[YOUR INSTRUCTIONS]
Without the pictures, can you quote each line below exactly?

[TASK INPUTS]
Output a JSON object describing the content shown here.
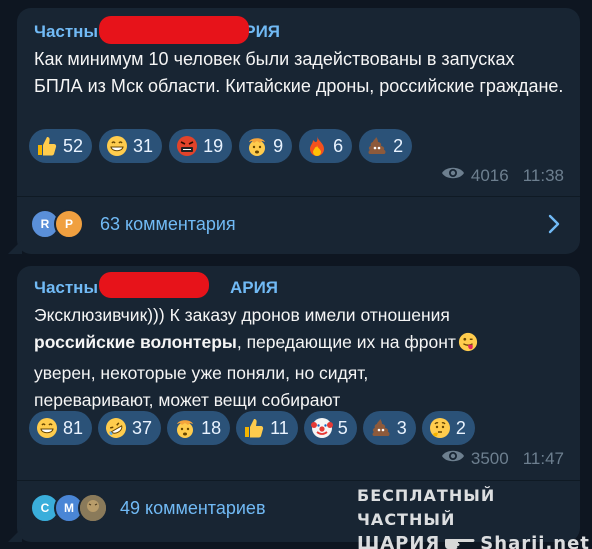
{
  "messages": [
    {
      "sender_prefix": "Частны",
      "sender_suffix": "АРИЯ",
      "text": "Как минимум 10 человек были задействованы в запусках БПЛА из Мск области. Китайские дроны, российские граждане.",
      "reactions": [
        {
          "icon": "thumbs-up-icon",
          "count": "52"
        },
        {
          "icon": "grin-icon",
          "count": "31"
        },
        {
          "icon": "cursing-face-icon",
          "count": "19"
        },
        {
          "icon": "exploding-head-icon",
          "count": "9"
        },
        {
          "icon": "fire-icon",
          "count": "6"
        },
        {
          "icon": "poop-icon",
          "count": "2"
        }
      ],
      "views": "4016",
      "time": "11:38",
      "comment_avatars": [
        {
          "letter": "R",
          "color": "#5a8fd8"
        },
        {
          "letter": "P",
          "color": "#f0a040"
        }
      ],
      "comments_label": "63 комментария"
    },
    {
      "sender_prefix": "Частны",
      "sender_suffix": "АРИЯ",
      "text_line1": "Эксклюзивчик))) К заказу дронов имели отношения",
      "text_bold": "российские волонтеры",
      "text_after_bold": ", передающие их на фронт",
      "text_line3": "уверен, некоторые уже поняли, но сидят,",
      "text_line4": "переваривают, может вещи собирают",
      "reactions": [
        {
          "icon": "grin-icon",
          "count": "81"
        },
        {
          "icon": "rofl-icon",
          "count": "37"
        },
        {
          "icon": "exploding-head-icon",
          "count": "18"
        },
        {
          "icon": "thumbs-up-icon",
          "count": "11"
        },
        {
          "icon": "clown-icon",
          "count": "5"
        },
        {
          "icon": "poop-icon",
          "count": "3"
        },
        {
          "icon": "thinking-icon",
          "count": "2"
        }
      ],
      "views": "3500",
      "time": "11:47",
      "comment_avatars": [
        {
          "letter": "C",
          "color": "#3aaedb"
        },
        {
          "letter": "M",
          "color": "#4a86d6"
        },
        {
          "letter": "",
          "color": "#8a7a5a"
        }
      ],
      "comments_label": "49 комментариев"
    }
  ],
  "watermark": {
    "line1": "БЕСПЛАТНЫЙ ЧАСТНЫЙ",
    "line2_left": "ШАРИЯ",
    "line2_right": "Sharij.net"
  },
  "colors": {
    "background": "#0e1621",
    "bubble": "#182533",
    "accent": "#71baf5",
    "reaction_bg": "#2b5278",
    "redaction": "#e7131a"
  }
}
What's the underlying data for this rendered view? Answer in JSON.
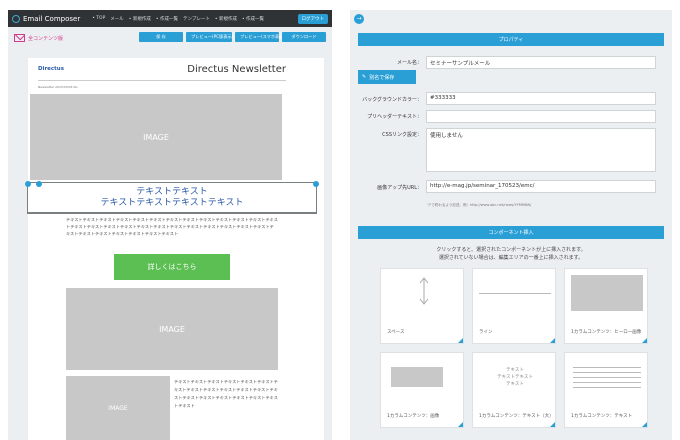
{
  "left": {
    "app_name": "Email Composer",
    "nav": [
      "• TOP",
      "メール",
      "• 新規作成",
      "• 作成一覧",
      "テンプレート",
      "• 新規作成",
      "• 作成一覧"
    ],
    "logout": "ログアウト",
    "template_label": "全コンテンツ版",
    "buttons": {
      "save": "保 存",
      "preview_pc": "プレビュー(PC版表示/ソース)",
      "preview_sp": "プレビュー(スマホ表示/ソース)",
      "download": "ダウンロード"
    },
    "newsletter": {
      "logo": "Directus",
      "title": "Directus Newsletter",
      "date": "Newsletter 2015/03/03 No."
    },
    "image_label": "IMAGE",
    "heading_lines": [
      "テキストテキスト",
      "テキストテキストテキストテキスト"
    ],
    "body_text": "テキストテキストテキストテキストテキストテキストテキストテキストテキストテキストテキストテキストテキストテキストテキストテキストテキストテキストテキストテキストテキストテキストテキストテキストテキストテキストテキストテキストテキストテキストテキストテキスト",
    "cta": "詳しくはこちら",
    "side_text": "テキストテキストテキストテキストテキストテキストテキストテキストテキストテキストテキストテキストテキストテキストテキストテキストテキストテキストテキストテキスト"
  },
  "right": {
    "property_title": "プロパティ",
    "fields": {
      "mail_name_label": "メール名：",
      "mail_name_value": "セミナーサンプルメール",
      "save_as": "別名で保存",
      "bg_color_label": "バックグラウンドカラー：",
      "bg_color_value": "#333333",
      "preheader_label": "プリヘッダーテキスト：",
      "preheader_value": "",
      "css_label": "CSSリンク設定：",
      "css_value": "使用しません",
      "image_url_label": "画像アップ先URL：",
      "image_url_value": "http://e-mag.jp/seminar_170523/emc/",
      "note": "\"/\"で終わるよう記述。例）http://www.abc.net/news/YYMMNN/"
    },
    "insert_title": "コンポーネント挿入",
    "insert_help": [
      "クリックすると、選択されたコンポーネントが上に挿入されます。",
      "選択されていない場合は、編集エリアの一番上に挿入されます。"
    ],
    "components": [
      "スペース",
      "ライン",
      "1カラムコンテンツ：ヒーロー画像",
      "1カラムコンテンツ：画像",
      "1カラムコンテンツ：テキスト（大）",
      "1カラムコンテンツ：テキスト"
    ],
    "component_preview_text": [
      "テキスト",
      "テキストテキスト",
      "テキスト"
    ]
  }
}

[REPLY]
Output a JSON object describing the content shown here.
{
  "messages": [
    {
      "sender_prefix": "Частны",
      "sender_suffix": "АРИЯ",
      "text": "Как минимум 10 человек были задействованы в запусках БПЛА из Мск области. Китайские дроны, российские граждане.",
      "reactions": [
        {
          "icon": "thumbs-up-icon",
          "count": "52"
        },
        {
          "icon": "grin-icon",
          "count": "31"
        },
        {
          "icon": "cursing-face-icon",
          "count": "19"
        },
        {
          "icon": "exploding-head-icon",
          "count": "9"
        },
        {
          "icon": "fire-icon",
          "count": "6"
        },
        {
          "icon": "poop-icon",
          "count": "2"
        }
      ],
      "views": "4016",
      "time": "11:38",
      "comment_avatars": [
        {
          "letter": "R",
          "color": "#5a8fd8"
        },
        {
          "letter": "P",
          "color": "#f0a040"
        }
      ],
      "comments_label": "63 комментария"
    },
    {
      "sender_prefix": "Частны",
      "sender_suffix": "АРИЯ",
      "text_line1": "Эксклюзивчик))) К заказу дронов имели отношения",
      "text_bold": "российские волонтеры",
      "text_after_bold": ", передающие их на фронт",
      "text_line3": "уверен, некоторые уже поняли, но сидят,",
      "text_line4": "переваривают, может вещи собирают",
      "reactions": [
        {
          "icon": "grin-icon",
          "count": "81"
        },
        {
          "icon": "rofl-icon",
          "count": "37"
        },
        {
          "icon": "exploding-head-icon",
          "count": "18"
        },
        {
          "icon": "thumbs-up-icon",
          "count": "11"
        },
        {
          "icon": "clown-icon",
          "count": "5"
        },
        {
          "icon": "poop-icon",
          "count": "3"
        },
        {
          "icon": "thinking-icon",
          "count": "2"
        }
      ],
      "views": "3500",
      "time": "11:47",
      "comment_avatars": [
        {
          "letter": "C",
          "color": "#3aaedb"
        },
        {
          "letter": "M",
          "color": "#4a86d6"
        },
        {
          "letter": "",
          "color": "#8a7a5a"
        }
      ],
      "comments_label": "49 комментариев"
    }
  ],
  "watermark": {
    "line1": "БЕСПЛАТНЫЙ ЧАСТНЫЙ",
    "line2_left": "ШАРИЯ",
    "line2_right": "Sharij.net"
  },
  "colors": {
    "background": "#0e1621",
    "bubble": "#182533",
    "accent": "#71baf5",
    "reaction_bg": "#2b5278",
    "redaction": "#e7131a"
  }
}
What's the underlying data for this rendered view? Answer in JSON.
{
  "left": {
    "app_name": "Email Composer",
    "nav": [
      "• TOP",
      "メール",
      "• 新規作成",
      "• 作成一覧",
      "テンプレート",
      "• 新規作成",
      "• 作成一覧"
    ],
    "logout": "ログアウト",
    "template_label": "全コンテンツ版",
    "buttons": {
      "save": "保 存",
      "preview_pc": "プレビュー(PC版表示/ソース)",
      "preview_sp": "プレビュー(スマホ表示/ソース)",
      "download": "ダウンロード"
    },
    "newsletter": {
      "logo": "Directus",
      "title": "Directus Newsletter",
      "date": "Newsletter 2015/03/03 No."
    },
    "image_label": "IMAGE",
    "heading_lines": [
      "テキストテキスト",
      "テキストテキストテキストテキスト"
    ],
    "body_text": "テキストテキストテキストテキストテキストテキストテキストテキストテキストテキストテキストテキストテキストテキストテキストテキストテキストテキストテキストテキストテキストテキストテキストテキストテキストテキストテキストテキストテキストテキストテキストテキスト",
    "cta": "詳しくはこちら",
    "side_text": "テキストテキストテキストテキストテキストテキストテキストテキストテキストテキストテキストテキストテキストテキストテキストテキストテキストテキストテキストテキスト"
  },
  "right": {
    "property_title": "プロパティ",
    "fields": {
      "mail_name_label": "メール名：",
      "mail_name_value": "セミナーサンプルメール",
      "save_as": "別名で保存",
      "bg_color_label": "バックグラウンドカラー：",
      "bg_color_value": "#333333",
      "preheader_label": "プリヘッダーテキスト：",
      "preheader_value": "",
      "css_label": "CSSリンク設定：",
      "css_value": "使用しません",
      "image_url_label": "画像アップ先URL：",
      "image_url_value": "http://e-mag.jp/seminar_170523/emc/",
      "note": "\"/\"で終わるよう記述。例）http://www.abc.net/news/YYMMNN/"
    },
    "insert_title": "コンポーネント挿入",
    "insert_help": [
      "クリックすると、選択されたコンポーネントが上に挿入されます。",
      "選択されていない場合は、編集エリアの一番上に挿入されます。"
    ],
    "components": [
      "スペース",
      "ライン",
      "1カラムコンテンツ：ヒーロー画像",
      "1カラムコンテンツ：画像",
      "1カラムコンテンツ：テキスト（大）",
      "1カラムコンテンツ：テキスト"
    ],
    "component_preview_text": [
      "テキスト",
      "テキストテキスト",
      "テキスト"
    ]
  }
}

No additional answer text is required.